* **Aim**:
Would you set down every entry shown below, precisely as written?

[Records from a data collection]

★ ★ ★ ★ ★

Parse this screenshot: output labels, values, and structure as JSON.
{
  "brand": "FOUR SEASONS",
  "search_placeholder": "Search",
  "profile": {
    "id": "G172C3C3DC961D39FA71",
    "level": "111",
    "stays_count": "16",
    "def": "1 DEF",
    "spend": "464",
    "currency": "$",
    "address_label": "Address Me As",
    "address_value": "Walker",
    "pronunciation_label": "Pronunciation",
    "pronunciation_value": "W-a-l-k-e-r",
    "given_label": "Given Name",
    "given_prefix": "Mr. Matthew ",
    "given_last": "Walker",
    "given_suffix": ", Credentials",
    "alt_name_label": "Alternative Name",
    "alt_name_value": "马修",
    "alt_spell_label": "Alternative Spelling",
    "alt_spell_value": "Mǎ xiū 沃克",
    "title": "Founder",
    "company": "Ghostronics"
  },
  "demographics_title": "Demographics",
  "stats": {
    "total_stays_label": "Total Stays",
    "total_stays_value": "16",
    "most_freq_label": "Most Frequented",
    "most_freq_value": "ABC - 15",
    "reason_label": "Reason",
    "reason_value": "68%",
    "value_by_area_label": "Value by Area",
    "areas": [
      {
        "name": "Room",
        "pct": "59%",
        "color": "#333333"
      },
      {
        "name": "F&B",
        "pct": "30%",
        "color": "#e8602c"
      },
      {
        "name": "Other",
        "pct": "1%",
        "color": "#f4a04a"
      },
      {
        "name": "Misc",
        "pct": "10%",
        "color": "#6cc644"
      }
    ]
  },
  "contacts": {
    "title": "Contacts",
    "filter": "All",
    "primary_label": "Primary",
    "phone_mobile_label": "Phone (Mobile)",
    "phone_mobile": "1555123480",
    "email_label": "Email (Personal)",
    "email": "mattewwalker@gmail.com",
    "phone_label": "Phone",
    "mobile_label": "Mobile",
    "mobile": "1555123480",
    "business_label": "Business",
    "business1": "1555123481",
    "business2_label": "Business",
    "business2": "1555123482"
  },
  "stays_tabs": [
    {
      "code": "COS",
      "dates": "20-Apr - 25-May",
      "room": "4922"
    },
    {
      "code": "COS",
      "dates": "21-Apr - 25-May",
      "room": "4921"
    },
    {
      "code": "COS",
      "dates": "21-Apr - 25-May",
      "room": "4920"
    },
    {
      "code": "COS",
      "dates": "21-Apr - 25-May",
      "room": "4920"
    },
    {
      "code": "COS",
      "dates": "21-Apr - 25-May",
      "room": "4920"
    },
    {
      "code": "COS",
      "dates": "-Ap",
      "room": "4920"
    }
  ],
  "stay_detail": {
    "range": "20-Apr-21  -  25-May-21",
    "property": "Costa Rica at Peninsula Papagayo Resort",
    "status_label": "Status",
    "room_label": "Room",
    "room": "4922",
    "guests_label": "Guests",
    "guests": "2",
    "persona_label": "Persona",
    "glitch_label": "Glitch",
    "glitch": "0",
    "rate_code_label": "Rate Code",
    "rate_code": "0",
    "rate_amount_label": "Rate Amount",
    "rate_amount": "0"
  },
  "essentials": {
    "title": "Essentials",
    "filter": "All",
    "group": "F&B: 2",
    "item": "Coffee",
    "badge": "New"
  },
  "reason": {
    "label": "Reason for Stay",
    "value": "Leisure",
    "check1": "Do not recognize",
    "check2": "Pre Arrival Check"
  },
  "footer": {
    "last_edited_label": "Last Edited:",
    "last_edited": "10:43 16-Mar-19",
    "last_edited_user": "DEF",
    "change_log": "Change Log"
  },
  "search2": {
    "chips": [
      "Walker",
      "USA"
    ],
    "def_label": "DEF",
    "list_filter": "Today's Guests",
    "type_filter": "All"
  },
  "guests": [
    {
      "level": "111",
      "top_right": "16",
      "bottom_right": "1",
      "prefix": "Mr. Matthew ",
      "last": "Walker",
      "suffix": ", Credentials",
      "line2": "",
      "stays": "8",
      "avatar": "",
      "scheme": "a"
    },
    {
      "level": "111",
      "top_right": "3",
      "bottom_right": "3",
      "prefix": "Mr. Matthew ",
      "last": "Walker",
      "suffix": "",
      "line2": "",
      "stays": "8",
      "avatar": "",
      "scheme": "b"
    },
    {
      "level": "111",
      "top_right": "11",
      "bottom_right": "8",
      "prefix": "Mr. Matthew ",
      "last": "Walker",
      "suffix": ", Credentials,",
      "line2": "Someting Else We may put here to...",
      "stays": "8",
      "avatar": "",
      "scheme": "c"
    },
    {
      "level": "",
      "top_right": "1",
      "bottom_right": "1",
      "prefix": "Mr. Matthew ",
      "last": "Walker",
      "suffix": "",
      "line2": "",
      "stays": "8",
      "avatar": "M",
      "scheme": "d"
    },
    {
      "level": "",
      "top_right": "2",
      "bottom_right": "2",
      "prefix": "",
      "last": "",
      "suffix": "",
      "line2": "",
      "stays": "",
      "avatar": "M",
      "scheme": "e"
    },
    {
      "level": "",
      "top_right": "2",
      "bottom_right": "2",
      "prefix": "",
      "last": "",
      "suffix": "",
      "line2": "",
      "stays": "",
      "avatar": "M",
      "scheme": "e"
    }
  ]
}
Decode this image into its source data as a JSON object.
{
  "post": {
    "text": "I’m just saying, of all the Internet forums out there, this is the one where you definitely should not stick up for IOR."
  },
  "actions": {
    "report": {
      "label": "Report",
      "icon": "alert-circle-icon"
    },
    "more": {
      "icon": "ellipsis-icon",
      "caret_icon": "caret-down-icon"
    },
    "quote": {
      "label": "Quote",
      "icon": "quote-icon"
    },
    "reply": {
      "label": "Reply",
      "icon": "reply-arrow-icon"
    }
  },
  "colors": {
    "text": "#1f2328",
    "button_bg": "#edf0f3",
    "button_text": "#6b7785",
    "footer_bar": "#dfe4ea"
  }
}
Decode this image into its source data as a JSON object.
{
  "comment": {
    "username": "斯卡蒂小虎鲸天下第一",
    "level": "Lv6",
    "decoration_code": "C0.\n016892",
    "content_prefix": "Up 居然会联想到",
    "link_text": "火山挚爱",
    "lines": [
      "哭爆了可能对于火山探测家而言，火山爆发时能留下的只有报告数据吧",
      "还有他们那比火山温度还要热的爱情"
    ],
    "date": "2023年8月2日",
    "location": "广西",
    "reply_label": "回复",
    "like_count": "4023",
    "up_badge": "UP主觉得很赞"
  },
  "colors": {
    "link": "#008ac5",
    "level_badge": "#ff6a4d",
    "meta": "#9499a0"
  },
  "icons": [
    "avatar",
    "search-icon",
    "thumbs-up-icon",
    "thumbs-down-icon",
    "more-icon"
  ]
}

★ ★ ★ ★ ★

* **Result for this task**:
Parse this screenshot: output labels, values, and structure as JSON.
{
  "brand": "FOUR SEASONS",
  "search_placeholder": "Search",
  "profile": {
    "id": "G172C3C3DC961D39FA71",
    "level": "111",
    "stays_count": "16",
    "def": "1 DEF",
    "spend": "464",
    "currency": "$",
    "address_label": "Address Me As",
    "address_value": "Walker",
    "pronunciation_label": "Pronunciation",
    "pronunciation_value": "W-a-l-k-e-r",
    "given_label": "Given Name",
    "given_prefix": "Mr. Matthew ",
    "given_last": "Walker",
    "given_suffix": ", Credentials",
    "alt_name_label": "Alternative Name",
    "alt_name_value": "马修",
    "alt_spell_label": "Alternative Spelling",
    "alt_spell_value": "Mǎ xiū 沃克",
    "title": "Founder",
    "company": "Ghostronics"
  },
  "demographics_title": "Demographics",
  "stats": {
    "total_stays_label": "Total Stays",
    "total_stays_value": "16",
    "most_freq_label": "Most Frequented",
    "most_freq_value": "ABC - 15",
    "reason_label": "Reason",
    "reason_value": "68%",
    "value_by_area_label": "Value by Area",
    "areas": [
      {
        "name": "Room",
        "pct": "59%",
        "color": "#333333"
      },
      {
        "name": "F&B",
        "pct": "30%",
        "color": "#e8602c"
      },
      {
        "name": "Other",
        "pct": "1%",
        "color": "#f4a04a"
      },
      {
        "name": "Misc",
        "pct": "10%",
        "color": "#6cc644"
      }
    ]
  },
  "contacts": {
    "title": "Contacts",
    "filter": "All",
    "primary_label": "Primary",
    "phone_mobile_label": "Phone (Mobile)",
    "phone_mobile": "1555123480",
    "email_label": "Email (Personal)",
    "email": "mattewwalker@gmail.com",
    "phone_label": "Phone",
    "mobile_label": "Mobile",
    "mobile": "1555123480",
    "business_label": "Business",
    "business1": "1555123481",
    "business2_label": "Business",
    "business2": "1555123482"
  },
  "stays_tabs": [
    {
      "code": "COS",
      "dates": "20-Apr - 25-May",
      "room": "4922"
    },
    {
      "code": "COS",
      "dates": "21-Apr - 25-May",
      "room": "4921"
    },
    {
      "code": "COS",
      "dates": "21-Apr - 25-May",
      "room": "4920"
    },
    {
      "code": "COS",
      "dates": "21-Apr - 25-May",
      "room": "4920"
    },
    {
      "code": "COS",
      "dates": "21-Apr - 25-May",
      "room": "4920"
    },
    {
      "code": "COS",
      "dates": "-Ap",
      "room": "4920"
    }
  ],
  "stay_detail": {
    "range": "20-Apr-21  -  25-May-21",
    "property": "Costa Rica at Peninsula Papagayo Resort",
    "status_label": "Status",
    "room_label": "Room",
    "room": "4922",
    "guests_label": "Guests",
    "guests": "2",
    "persona_label": "Persona",
    "glitch_label": "Glitch",
    "glitch": "0",
    "rate_code_label": "Rate Code",
    "rate_code": "0",
    "rate_amount_label": "Rate Amount",
    "rate_amount": "0"
  },
  "essentials": {
    "title": "Essentials",
    "filter": "All",
    "group": "F&B: 2",
    "item": "Coffee",
    "badge": "New"
  },
  "reason": {
    "label": "Reason for Stay",
    "value": "Leisure",
    "check1": "Do not recognize",
    "check2": "Pre Arrival Check"
  },
  "footer": {
    "last_edited_label": "Last Edited:",
    "last_edited": "10:43 16-Mar-19",
    "last_edited_user": "DEF",
    "change_log": "Change Log"
  },
  "search2": {
    "chips": [
      "Walker",
      "USA"
    ],
    "def_label": "DEF",
    "list_filter": "Today's Guests",
    "type_filter": "All"
  },
  "guests": [
    {
      "level": "111",
      "top_right": "16",
      "bottom_right": "1",
      "prefix": "Mr. Matthew ",
      "last": "Walker",
      "suffix": ", Credentials",
      "line2": "",
      "stays": "8",
      "avatar": "",
      "scheme": "a"
    },
    {
      "level": "111",
      "top_right": "3",
      "bottom_right": "3",
      "prefix": "Mr. Matthew ",
      "last": "Walker",
      "suffix": "",
      "line2": "",
      "stays": "8",
      "avatar": "",
      "scheme": "b"
    },
    {
      "level": "111",
      "top_right": "11",
      "bottom_right": "8",
      "prefix": "Mr. Matthew ",
      "last": "Walker",
      "suffix": ", Credentials,",
      "line2": "Someting Else We may put here to...",
      "stays": "8",
      "avatar": "",
      "scheme": "c"
    },
    {
      "level": "",
      "top_right": "1",
      "bottom_right": "1",
      "prefix": "Mr. Matthew ",
      "last": "Walker",
      "suffix": "",
      "line2": "",
      "stays": "8",
      "avatar": "M",
      "scheme": "d"
    },
    {
      "level": "",
      "top_right": "2",
      "bottom_right": "2",
      "prefix": "",
      "last": "",
      "suffix": "",
      "line2": "",
      "stays": "",
      "avatar": "M",
      "scheme": "e"
    },
    {
      "level": "",
      "top_right": "2",
      "bottom_right": "2",
      "prefix": "",
      "last": "",
      "suffix": "",
      "line2": "",
      "stays": "",
      "avatar": "M",
      "scheme": "e"
    }
  ]
}
Decode this image into its source data as a JSON object.
{
  "post": {
    "text": "I’m just saying, of all the Internet forums out there, this is the one where you definitely should not stick up for IOR."
  },
  "actions": {
    "report": {
      "label": "Report",
      "icon": "alert-circle-icon"
    },
    "more": {
      "icon": "ellipsis-icon",
      "caret_icon": "caret-down-icon"
    },
    "quote": {
      "label": "Quote",
      "icon": "quote-icon"
    },
    "reply": {
      "label": "Reply",
      "icon": "reply-arrow-icon"
    }
  },
  "colors": {
    "text": "#1f2328",
    "button_bg": "#edf0f3",
    "button_text": "#6b7785",
    "footer_bar": "#dfe4ea"
  }
}
Decode this image into its source data as a JSON object.
{
  "comment": {
    "username": "斯卡蒂小虎鲸天下第一",
    "level": "Lv6",
    "decoration_code": "C0.\n016892",
    "content_prefix": "Up 居然会联想到",
    "link_text": "火山挚爱",
    "lines": [
      "哭爆了可能对于火山探测家而言，火山爆发时能留下的只有报告数据吧",
      "还有他们那比火山温度还要热的爱情"
    ],
    "date": "2023年8月2日",
    "location": "广西",
    "reply_label": "回复",
    "like_count": "4023",
    "up_badge": "UP主觉得很赞"
  },
  "colors": {
    "link": "#008ac5",
    "level_badge": "#ff6a4d",
    "meta": "#9499a0"
  },
  "icons": [
    "avatar",
    "search-icon",
    "thumbs-up-icon",
    "thumbs-down-icon",
    "more-icon"
  ]
}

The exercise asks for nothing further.